Print the records below exactly as they appear.

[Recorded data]
* * *
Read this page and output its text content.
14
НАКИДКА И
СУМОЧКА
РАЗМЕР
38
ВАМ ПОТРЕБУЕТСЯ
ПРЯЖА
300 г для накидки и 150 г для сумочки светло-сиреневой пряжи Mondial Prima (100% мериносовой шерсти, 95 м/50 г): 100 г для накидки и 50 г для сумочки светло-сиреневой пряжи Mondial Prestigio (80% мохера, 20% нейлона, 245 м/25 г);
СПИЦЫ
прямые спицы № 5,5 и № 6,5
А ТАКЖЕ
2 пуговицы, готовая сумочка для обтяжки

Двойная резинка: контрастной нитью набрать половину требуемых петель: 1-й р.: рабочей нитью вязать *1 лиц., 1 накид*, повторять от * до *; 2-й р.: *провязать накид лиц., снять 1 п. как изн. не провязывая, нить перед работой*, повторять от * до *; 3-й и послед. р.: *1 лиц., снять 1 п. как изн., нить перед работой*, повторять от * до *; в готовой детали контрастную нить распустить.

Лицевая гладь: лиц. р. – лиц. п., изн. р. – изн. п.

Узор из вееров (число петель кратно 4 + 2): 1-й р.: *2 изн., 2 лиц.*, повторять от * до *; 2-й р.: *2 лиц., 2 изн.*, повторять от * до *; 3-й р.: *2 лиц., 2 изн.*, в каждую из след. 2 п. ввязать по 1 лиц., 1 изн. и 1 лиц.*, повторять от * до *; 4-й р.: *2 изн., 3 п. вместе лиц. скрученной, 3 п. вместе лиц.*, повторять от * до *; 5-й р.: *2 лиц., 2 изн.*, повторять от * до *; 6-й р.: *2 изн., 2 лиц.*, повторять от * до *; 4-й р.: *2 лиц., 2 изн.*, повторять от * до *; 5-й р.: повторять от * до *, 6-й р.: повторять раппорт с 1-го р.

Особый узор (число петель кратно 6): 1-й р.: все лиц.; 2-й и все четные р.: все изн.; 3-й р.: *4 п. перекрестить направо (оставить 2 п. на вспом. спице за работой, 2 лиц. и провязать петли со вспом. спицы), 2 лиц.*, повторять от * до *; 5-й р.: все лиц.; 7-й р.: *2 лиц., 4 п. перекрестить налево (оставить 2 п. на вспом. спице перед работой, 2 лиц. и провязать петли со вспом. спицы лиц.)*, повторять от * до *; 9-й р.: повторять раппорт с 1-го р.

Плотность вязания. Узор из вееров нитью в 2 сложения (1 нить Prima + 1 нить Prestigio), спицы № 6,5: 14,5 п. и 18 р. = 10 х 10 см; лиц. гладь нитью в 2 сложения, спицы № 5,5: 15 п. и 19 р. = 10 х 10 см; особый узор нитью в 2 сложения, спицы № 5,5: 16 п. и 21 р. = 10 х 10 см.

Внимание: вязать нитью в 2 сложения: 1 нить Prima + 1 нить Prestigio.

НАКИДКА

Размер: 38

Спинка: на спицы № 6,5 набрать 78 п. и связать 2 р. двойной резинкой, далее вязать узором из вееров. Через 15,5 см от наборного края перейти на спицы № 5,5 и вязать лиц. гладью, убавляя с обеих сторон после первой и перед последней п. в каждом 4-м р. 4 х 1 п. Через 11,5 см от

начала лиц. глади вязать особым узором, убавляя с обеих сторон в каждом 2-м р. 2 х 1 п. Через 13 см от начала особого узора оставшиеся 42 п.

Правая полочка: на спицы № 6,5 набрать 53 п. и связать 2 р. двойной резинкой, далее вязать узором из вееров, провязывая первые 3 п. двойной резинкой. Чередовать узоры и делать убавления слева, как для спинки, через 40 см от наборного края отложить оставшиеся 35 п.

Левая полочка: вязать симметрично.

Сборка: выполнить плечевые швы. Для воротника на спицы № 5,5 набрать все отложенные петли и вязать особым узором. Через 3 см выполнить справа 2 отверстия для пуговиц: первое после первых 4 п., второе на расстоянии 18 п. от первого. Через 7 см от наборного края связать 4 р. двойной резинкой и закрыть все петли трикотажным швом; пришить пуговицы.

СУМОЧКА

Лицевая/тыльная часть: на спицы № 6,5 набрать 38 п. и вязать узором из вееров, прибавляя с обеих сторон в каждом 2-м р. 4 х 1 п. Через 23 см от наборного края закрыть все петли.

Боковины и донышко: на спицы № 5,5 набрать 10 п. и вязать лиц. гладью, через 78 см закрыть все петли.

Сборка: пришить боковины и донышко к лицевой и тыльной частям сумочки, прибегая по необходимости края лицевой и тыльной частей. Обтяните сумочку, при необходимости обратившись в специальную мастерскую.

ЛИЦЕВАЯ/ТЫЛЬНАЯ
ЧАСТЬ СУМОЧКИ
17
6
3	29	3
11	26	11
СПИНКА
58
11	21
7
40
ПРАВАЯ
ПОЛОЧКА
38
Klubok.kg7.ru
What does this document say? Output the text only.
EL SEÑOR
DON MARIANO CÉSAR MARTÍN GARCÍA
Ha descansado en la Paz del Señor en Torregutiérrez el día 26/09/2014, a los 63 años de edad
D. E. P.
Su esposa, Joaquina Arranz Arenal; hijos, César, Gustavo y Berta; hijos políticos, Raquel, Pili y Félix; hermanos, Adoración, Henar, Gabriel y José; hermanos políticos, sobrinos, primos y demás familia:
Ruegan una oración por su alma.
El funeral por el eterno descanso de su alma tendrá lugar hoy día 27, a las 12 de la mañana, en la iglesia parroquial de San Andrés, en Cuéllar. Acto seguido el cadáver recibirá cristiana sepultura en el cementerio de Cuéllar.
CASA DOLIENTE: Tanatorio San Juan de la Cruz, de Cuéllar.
* * *
OUTPUT OF THE EXERCISE
Read this page and output its text content.
14
НАКИДКА И
СУМОЧКА
РАЗМЕР
38
ВАМ ПОТРЕБУЕТСЯ
ПРЯЖА
300 г для накидки и 150 г для сумочки светло-сиреневой пряжи Mondial Prima (100% мериносовой шерсти, 95 м/50 г): 100 г для накидки и 50 г для сумочки светло-сиреневой пряжи Mondial Prestigio (80% мохера, 20% нейлона, 245 м/25 г);
СПИЦЫ
прямые спицы № 5,5 и № 6,5
А ТАКЖЕ
2 пуговицы, готовая сумочка для обтяжки

Двойная резинка: контрастной нитью набрать половину требуемых петель: 1-й р.: рабочей нитью вязать *1 лиц., 1 накид*, повторять от * до *; 2-й р.: *провязать накид лиц., снять 1 п. как изн. не провязывая, нить перед работой*, повторять от * до *; 3-й и послед. р.: *1 лиц., снять 1 п. как изн., нить перед работой*, повторять от * до *; в готовой детали контрастную нить распустить.

Лицевая гладь: лиц. р. – лиц. п., изн. р. – изн. п.

Узор из вееров (число петель кратно 4 + 2): 1-й р.: *2 изн., 2 лиц.*, повторять от * до *; 2-й р.: *2 лиц., 2 изн.*, повторять от * до *; 3-й р.: *2 лиц., 2 изн.*, в каждую из след. 2 п. ввязать по 1 лиц., 1 изн. и 1 лиц.*, повторять от * до *; 4-й р.: *2 изн., 3 п. вместе лиц. скрученной, 3 п. вместе лиц.*, повторять от * до *; 5-й р.: *2 лиц., 2 изн.*, повторять от * до *; 6-й р.: *2 изн., 2 лиц.*, повторять от * до *; 4-й р.: *2 лиц., 2 изн.*, повторять от * до *; 5-й р.: повторять от * до *, 6-й р.: повторять раппорт с 1-го р.

Особый узор (число петель кратно 6): 1-й р.: все лиц.; 2-й и все четные р.: все изн.; 3-й р.: *4 п. перекрестить направо (оставить 2 п. на вспом. спице за работой, 2 лиц. и провязать петли со вспом. спицы), 2 лиц.*, повторять от * до *; 5-й р.: все лиц.; 7-й р.: *2 лиц., 4 п. перекрестить налево (оставить 2 п. на вспом. спице перед работой, 2 лиц. и провязать петли со вспом. спицы лиц.)*, повторять от * до *; 9-й р.: повторять раппорт с 1-го р.

Плотность вязания. Узор из вееров нитью в 2 сложения (1 нить Prima + 1 нить Prestigio), спицы № 6,5: 14,5 п. и 18 р. = 10 х 10 см; лиц. гладь нитью в 2 сложения, спицы № 5,5: 15 п. и 19 р. = 10 х 10 см; особый узор нитью в 2 сложения, спицы № 5,5: 16 п. и 21 р. = 10 х 10 см.

Внимание: вязать нитью в 2 сложения: 1 нить Prima + 1 нить Prestigio.

НАКИДКА

Размер: 38

Спинка: на спицы № 6,5 набрать 78 п. и связать 2 р. двойной резинкой, далее вязать узором из вееров. Через 15,5 см от наборного края перейти на спицы № 5,5 и вязать лиц. гладью, убавляя с обеих сторон после первой и перед последней п. в каждом 4-м р. 4 х 1 п. Через 11,5 см от

начала лиц. глади вязать особым узором, убавляя с обеих сторон в каждом 2-м р. 2 х 1 п. Через 13 см от начала особого узора оставшиеся 42 п.

Правая полочка: на спицы № 6,5 набрать 53 п. и связать 2 р. двойной резинкой, далее вязать узором из вееров, провязывая первые 3 п. двойной резинкой. Чередовать узоры и делать убавления слева, как для спинки, через 40 см от наборного края отложить оставшиеся 35 п.

Левая полочка: вязать симметрично.

Сборка: выполнить плечевые швы. Для воротника на спицы № 5,5 набрать все отложенные петли и вязать особым узором. Через 3 см выполнить справа 2 отверстия для пуговиц: первое после первых 4 п., второе на расстоянии 18 п. от первого. Через 7 см от наборного края связать 4 р. двойной резинкой и закрыть все петли трикотажным швом; пришить пуговицы.

СУМОЧКА

Лицевая/тыльная часть: на спицы № 6,5 набрать 38 п. и вязать узором из вееров, прибавляя с обеих сторон в каждом 2-м р. 4 х 1 п. Через 23 см от наборного края закрыть все петли.

Боковины и донышко: на спицы № 5,5 набрать 10 п. и вязать лиц. гладью, через 78 см закрыть все петли.

Сборка: пришить боковины и донышко к лицевой и тыльной частям сумочки, прибегая по необходимости края лицевой и тыльной частей. Обтяните сумочку, при необходимости обратившись в специальную мастерскую.

ЛИЦЕВАЯ/ТЫЛЬНАЯ
ЧАСТЬ СУМОЧКИ
17
6
3	29	3
11	26	11
СПИНКА
58
11	21
7
40
ПРАВАЯ
ПОЛОЧКА
38
Klubok.kg7.ru
What does this document say? Output the text only.
EL SEÑOR
DON MARIANO CÉSAR MARTÍN GARCÍA
Ha descansado en la Paz del Señor en Torregutiérrez el día 26/09/2014, a los 63 años de edad
D. E. P.
Su esposa, Joaquina Arranz Arenal; hijos, César, Gustavo y Berta; hijos políticos, Raquel, Pili y Félix; hermanos, Adoración, Henar, Gabriel y José; hermanos políticos, sobrinos, primos y demás familia:
Ruegan una oración por su alma.
El funeral por el eterno descanso de su alma tendrá lugar hoy día 27, a las 12 de la mañana, en la iglesia parroquial de San Andrés, en Cuéllar. Acto seguido el cadáver recibirá cristiana sepultura en el cementerio de Cuéllar.
CASA DOLIENTE: Tanatorio San Juan de la Cruz, de Cuéllar.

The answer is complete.